- [INSTRUCTIONS TO FOLLOW] Line by line, copy the data below exactly.

- [GIVEN RECORDS]
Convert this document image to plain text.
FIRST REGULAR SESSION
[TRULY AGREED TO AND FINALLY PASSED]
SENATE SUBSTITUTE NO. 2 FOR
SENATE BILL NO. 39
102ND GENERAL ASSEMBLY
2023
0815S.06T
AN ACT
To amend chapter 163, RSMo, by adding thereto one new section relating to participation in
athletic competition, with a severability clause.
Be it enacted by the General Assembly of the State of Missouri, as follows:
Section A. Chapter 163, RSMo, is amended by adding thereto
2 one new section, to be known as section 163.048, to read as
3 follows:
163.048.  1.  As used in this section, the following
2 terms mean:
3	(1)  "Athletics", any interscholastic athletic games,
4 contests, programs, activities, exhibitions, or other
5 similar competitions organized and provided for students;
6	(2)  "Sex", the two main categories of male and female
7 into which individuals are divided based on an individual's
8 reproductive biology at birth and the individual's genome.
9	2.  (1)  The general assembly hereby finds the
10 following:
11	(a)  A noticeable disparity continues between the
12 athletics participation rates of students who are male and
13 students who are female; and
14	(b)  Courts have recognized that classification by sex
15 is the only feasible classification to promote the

- [THE COMPLETED TASK]
Convert this document image to plain text.
FIRST REGULAR SESSION
[TRULY AGREED TO AND FINALLY PASSED]
SENATE SUBSTITUTE NO. 2 FOR
SENATE BILL NO. 39
102ND GENERAL ASSEMBLY
2023
0815S.06T
AN ACT
To amend chapter 163, RSMo, by adding thereto one new section relating to participation in
athletic competition, with a severability clause.
Be it enacted by the General Assembly of the State of Missouri, as follows:
Section A. Chapter 163, RSMo, is amended by adding thereto
2 one new section, to be known as section 163.048, to read as
3 follows:
163.048.  1.  As used in this section, the following
2 terms mean:
3	(1)  "Athletics", any interscholastic athletic games,
4 contests, programs, activities, exhibitions, or other
5 similar competitions organized and provided for students;
6	(2)  "Sex", the two main categories of male and female
7 into which individuals are divided based on an individual's
8 reproductive biology at birth and the individual's genome.
9	2.  (1)  The general assembly hereby finds the
10 following:
11	(a)  A noticeable disparity continues between the
12 athletics participation rates of students who are male and
13 students who are female; and
14	(b)  Courts have recognized that classification by sex
15 is the only feasible classification to promote the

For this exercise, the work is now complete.